> Stored data:
>>>

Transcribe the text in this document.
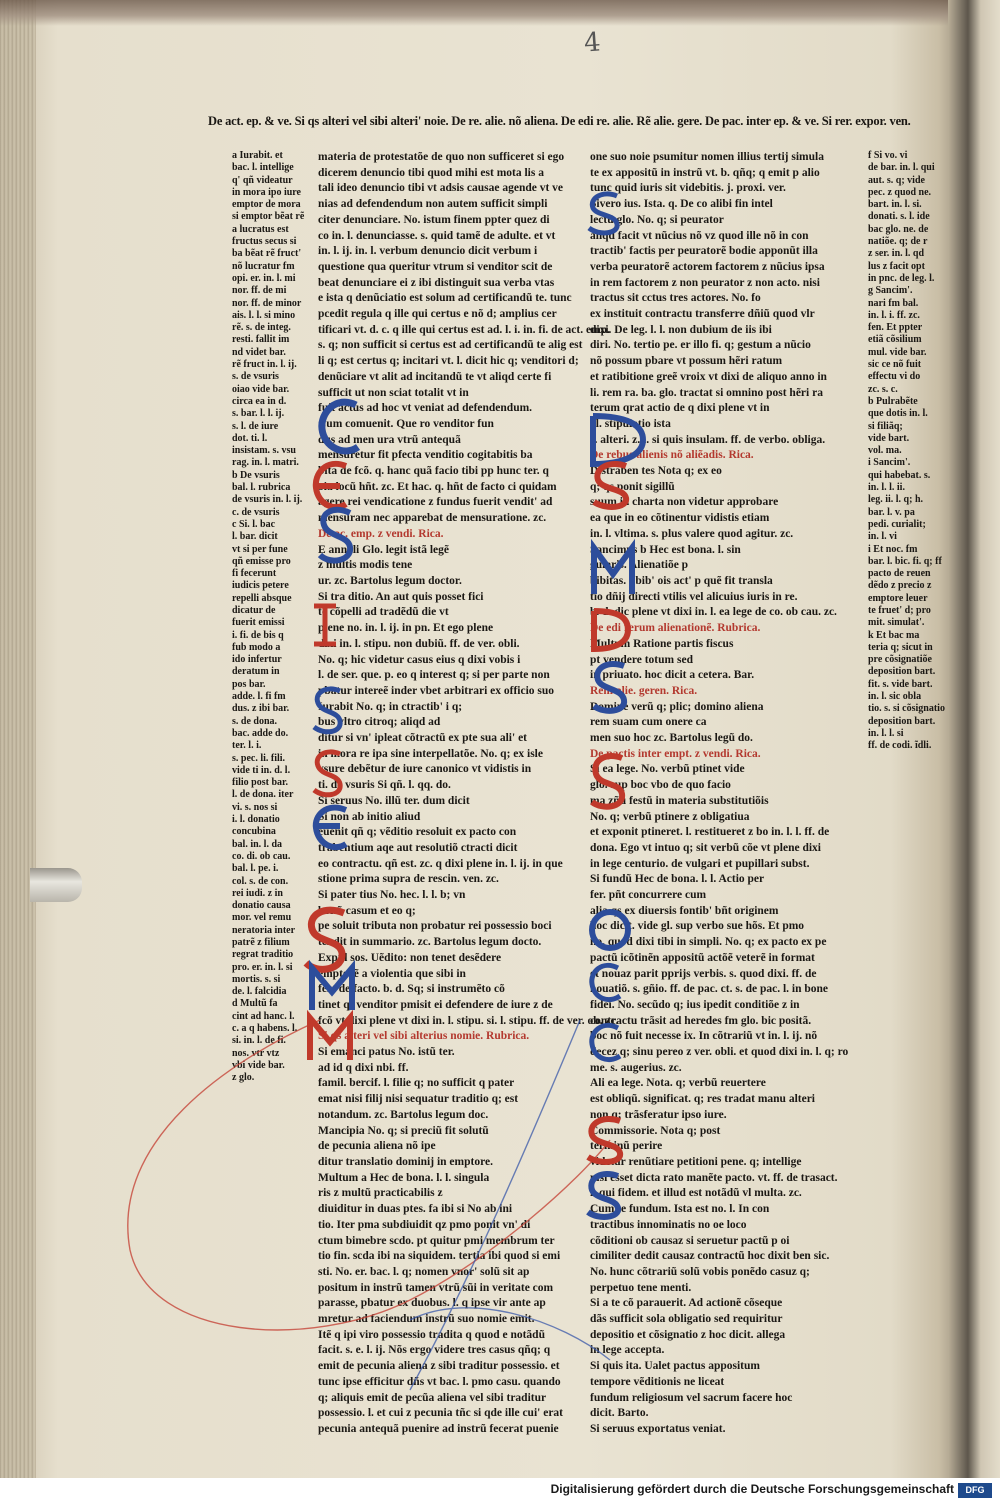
4
De act. ep. & ve. Si qs alteri vel sibi alteri' noie. De re. alie. nõ aliena. De edi re. alie. Rẽ alie. gere. De pac. inter ep. & ve. Si rer. expor. ven.
a Iurabit. et
bac. l. intellige
q' qñ videatur
in mora ipo iure
emptor de mora
si emptor bẽat rẽ
a lucratus est
fructus secus si
ba bẽat rẽ fruct'
nõ lucratur fm
opi. er. in. l. mi
nor. ff. de mi
nor. ff. de minor
ais. l. l. si mino
rẽ. s. de integ.
resti. fallit im
nd videt bar.
rẽ fruct in. l. ij.
s. de vsuris
oiao vide bar.
circa ea in d.
s. bar. l. l. ij.
s. l. de iure
dot. ti. l.
insistam. s. vsu
rag. in. l. matri.
b De vsuris
bal. l. rubrica
de vsuris in. l. ij.
c. de vsuris
c Si. l. bac
l. bar. dicit
vt si per fune
qñ emisse pro
fi fecerunt
iudicis petere
repelli absque
dicatur de
fuerit emissi
i. fi. de bis q
fub modo a
ido infertur
deratum in
pos bar.
adde. l. fi fm
dus. z ibi bar.
s. de dona.
bac. adde do.
ter. l. i.
s. pec. li. fili.
vide ti in. d. l.
filio post bar.
l. de dona. iter
vi. s. nos si
i. l. donatio
concubina
bal. in. l. da
co. di. ob cau.
bal. l. pe. i.
col. s. de con.
rei iudi. z in
donatio causa
mor. vel remu
neratoria inter
patrẽ z filium
regrat traditio
pro. er. in. l. si
mortis. s. si
de. l. falcidia
d Multũ fa
cint ad hanc. l.
c. a q habens. l.
si. in. l. de fi.
nos. vtr vtz
vbi vide bar.
z glo.
materia de protestatõe de quo non sufficeret si ego
dicerem denuncio tibi quod mihi est mota lis a
tali ideo denuncio tibi vt adsis causae agende vt ve
nias ad defendendum non autem sufficit simpli
citer denunciare. No. istum finem ppter quez di
co in. l. denunciasse. s. quid tamẽ de adulte. et vt
in. l. ij. in. l. verbum denuncio dicit verbum i
questione qua queritur vtrum si venditor scit de
beat denunciare ei z ibi distinguit sua verba vtas
e ista q denũciatio est solum ad certificandũ te. tunc
pcedit regula q ille qui certus e nõ d; amplius cer
tificari vt. d. c. q ille qui certus est ad. l. i. in. fi. de act. emp.
s. q; non sufficit si certus est ad certificandũ te alig est
li q; est certus q; incitari vt. l. dicit hic q; venditori d;
denũciare vt alit ad incitandũ te vt aliqd certe fi
sufficit ut non sciat totalit vt in
fuit actus ad hoc vt veniat ad defendendum.
Cum comuenit. Que ro venditor fun
dus ad men ura vtrũ antequã
mensuretur fit pfecta venditio cogitabitis ba
bita de fcõ. q. hanc quã facio tibi pp hunc ter. q
oia locũ hñt. zc. Et hac. q. hñt de facto ci quidam
agere rei vendicatione z fundus fuerit vendit' ad
mensuram nec apparebat de mensuratione. zc.
De ac. emp. z vendi. Rica.
E annali Glo. legit istã legẽ
z multis modis tene
ur. zc. Bartolus legum doctor.
Si tra ditio. An aut quis posset fici
te cõpelli ad tradẽdũ die vt
plene no. in. l. ij. in pn. Et ego plene
dixi in. l. stipu. non dubiũ. ff. de ver. obli.
No. q; hic videtur casus eius q dixi vobis i
l. de ser. que. p. eo q interest q; si per parte non
pbatur intereẽ inder vbet arbitrari ex officio suo
Iurabit No. q; in ctractib' i q;
bus vltro citroq; aliqd ad
ditur si vn' ipleat cõtractũ ex pte sua ali' et
in mora re ipa sine interpellatõe. No. q; ex isle
vsure debẽtur de iure canonico vt vidistis in
ti. de vsuris Si qñ. l. qq. do.
Si seruus No. illũ ter. dum dicit
Si non ab initio aliud
euenit qñ q; vẽditio resoluit ex pacto con
trabentium aqe aut resolutiõ ctracti dicit
eo contractu. qñ est. zc. q dixi plene in. l. ij. in que
stione prima supra de rescin. ven. zc.
Si pater tius No. hec. l. l. b; vn
bonũ casum et eo q;
pe soluit tributa non probatur rei possessio boci
tendit in summario. zc. Bartolus legum docto.
Expul sos. Uẽdito: non tenet desẽdere
emptorẽ a violentia que sibi in
fert de facto. b. d. Sq; si instrumẽto cõ
tinet q; venditor pmisit ei defendere de iure z de
fcõ vt dixi plene vt dixi in. l. stipu. si. l. stipu. ff. de ver. ob. zc.
Si qs alteri vel sibi alterius nomie. Rubrica.
Si emanci patus No. istũ ter.
ad id q dixi nbi. ff.
famil. bercif. l. filie q; no sufficit q pater
emat nisi filij nisi sequatur traditio q; est
notandum. zc. Bartolus legum doc.
Mancipia No. q; si preciũ fit solutũ
de pecunia aliena nõ ipe
ditur translatio dominij in emptore.
Multum a Hec de bona. l. l. singula
ris z multũ practicabilis z
diuiditur in duas ptes. fa ibi si No ab ini
tio. Iter pma subdiuidit qz pmo ponit vn' di
ctum bimebre scdo. pt quitur pmi membrum ter
tio fin. scda ibi na siquidem. tertia ibi quod si emi
sti. No. er. bac. l. q; nomen vnor' solũ sit ap
positum in instrũ tamen vtrũ sũi in veritate com
parasse, pbatur ex duobus. l. q ipse vir ante ap
mretur ad faciendum instrũ suo nomie emit.
Itẽ q ipi viro possessio tradita q quod e notãdũ
facit. s. e. l. ij. Nõs ergo videre tres casus qñq; q
emit de pecunia aliena z sibi traditur possessio. et
tunc ipse efficitur dñs vt bac. l. pmo casu. quando
q; aliquis emit de pecũa aliena vel sibi traditur
possessio. l. et cui z pecunia tñc si qde ille cui' erat
pecunia antequã puenire ad instrũ fecerat puenie
one suo noie psumitur nomen illius tertij simula
te ex appositũ in instrũ vt. b. qñq; q emit p alio
tunc quid iuris sit videbitis. j. proxi. ver.
Sivero ius. Ista. q. De co alibi fin intel
lectũ glo. No. q; si peurator
aliqd facit vt nũcius nõ vz quod ille nõ in con
tractib' factis per peuratorẽ bodie apponũt illa
verba peuratorẽ actorem factorem z nũcius ipsa
in rem factorem z non peurator z non acto. nisi
tractus sit cctus tres actores. No. fo
ex instituit contractu transferre dñiũ quod vlr
dixi. De leg. l. l. non dubium de iis ibi
diri. No. tertio pe. er illo fi. q; gestum a nũcio
nõ possum pbare vt possum hẽri ratum
et ratibitione greẽ vroix vt dixi de aliquo anno in
li. rem ra. ba. glo. tractat si omnino post hẽri ra
terum qrat actio de q dixi plene vt in
. l. stipulatio ista
s. alteri. z. l. si quis insulam. ff. de verbo. obliga.
De rebus alienis nõ aliẽadis. Rica.
Distraben tes Nota q; ex eo
q; qs ponit sigillũ
suum in charta non videtur approbare
ea que in eo cõtinentur vidistis etiam
in. l. vltima. s. plus valere quod agitur. zc.
Sancimus b Hec est bona. l. sin
gularis. Alienatiõe p
bibitas. pbib' ois act' p quẽ fit transla
tio dñij directi vtilis vel alicuius iuris in re.
b. d. dic plene vt dixi in. l. ea lege de co. ob cau. zc.
De edi rerum alienationẽ. Rubrica.
Multum Ratione partis fiscus
pt vendere totum sed
in priuato. hoc dicit a cetera. Bar.
Rem alie. geren. Rica.
Domine verũ q; plic; domino aliena
rem suam cum onere ca
men suo hoc zc. Bartolus legũ do.
De pactis inter empt. z vendi. Rica.
Si ea lege. No. verbũ ptinet vide
glo. sup boc vbo de quo facio
ma zñũ festũ in materia substitutiõis
No. q; verbũ ptinere z obligatiua
et exponit ptineret. l. restitueret z bo in. l. l. ff. de
dona. Ego vt intuo q; sit verbũ cõe vt plene dixi
in lege centurio. de vulgari et pupillari subst.
Si fundũ Hec de bona. l. l. Actio per
fer. pñt concurrere cum
alia qs ex diuersis fontib' bñt originem
hoc dicit. vide gl. sup verbo sue hõs. Et pmo
no. quod dixi tibi in simpli. No. q; ex pacto ex pe
pactũ icõtinẽn appositũ actõẽ veterẽ in format
et nouaz parit pprijs verbis. s. quod dixi. ff. de
nouatiõ. s. gñio. ff. de pac. ct. s. de pac. l. in bone
fidei. No. secũdo q; ius ipedit conditiõe z in
contractu trãsit ad heredes fm glo. bic positã.
boc nõ fuit necesse ix. In cõtrariũ vt in. l. ij. nõ
decez q; sinu pereo z ver. obli. et quod dixi in. l. q; ro
me. s. augerius. zc.
Ali ea lege. Nota. q; verbũ reuertere
est obliqũ. significat. q; res tradat manu alteri
non q; trãsferatur ipso iure.
Commissorie. Nota q; post
terminũ perire
videtur renũtiare petitioni pene. q; intellige
nisi esset dicta rato manẽte pacto. vt. ff. de trasact.
l. qui fidem. et illud est notãdũ vl multa. zc.
Cum te fundum. Ista est no. l. In con
tractibus innominatis no oe loco
cõditioni ob causaz si seruetur pactũ p oi
cimiliter dedit causaz contractũ hoc dixit ben sic.
No. hunc cõtrariũ solũ vobis ponẽdo casuz q;
perpetuo tene menti.
Si a te cõ parauerit. Ad actionẽ cõseque
dãs sufficit sola obligatio sed requiritur
depositio et cõsignatio z hoc dicit. allega
in lege accepta.
Si quis ita. Ualet pactus appositum
tempore vẽditionis ne liceat
fundum religiosum vel sacrum facere hoc
dicit. Barto.
Si seruus exportatus veniat.
f Si vo. vi
de bar. in. l. qui
aut. s. q; vide
pec. z quod ne.
bart. in. l. si.
donati. s. l. ide
bac glo. ne. de
natiõe. q; de r
z ser. in. l. qd
lus z facit opt
in pnc. de leg. l.
g Sancim'.
nari fm bal.
in. l. i. ff. zc.
fen. Et ppter
etiã cõsilium
mul. vide bar.
sic ce nõ fuit
effectu vi do
zc. s. c.
b Pulrabẽte
que dotis in. l.
si filiãq;
vide bart.
vol. ma.
i Sancim'.
qui habebat. s.
in. l. l. ii.
leg. ii. l. q; h.
bar. l. v. pa
pedi. curialit;
in. l. vi
i Et noc. fm
bar. l. bic. fi. q; ff
pacto de reuen
dẽdo z precio z
emptore leuer
te fruet' d; pro
mit. simulat'.
k Et bac ma
teria q; sicut in
pre cõsignatiõe
deposition bart.
fit. s. vide bart.
in. l. sic obla
tio. s. si cõsignatio
deposition bart.
in. l. l. si
ff. de codi. ĩdli.
Digitalisierung gefördert durch die Deutsche Forschungsgemeinschaft	DFG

<<<

> Challenge: Lines containing the string "post" are to be selected and copied.

> Task answer:
filio post bar.
li. rem ra. ba. glo. tractat si omnino post hẽri ra
Commissorie. Nota q; post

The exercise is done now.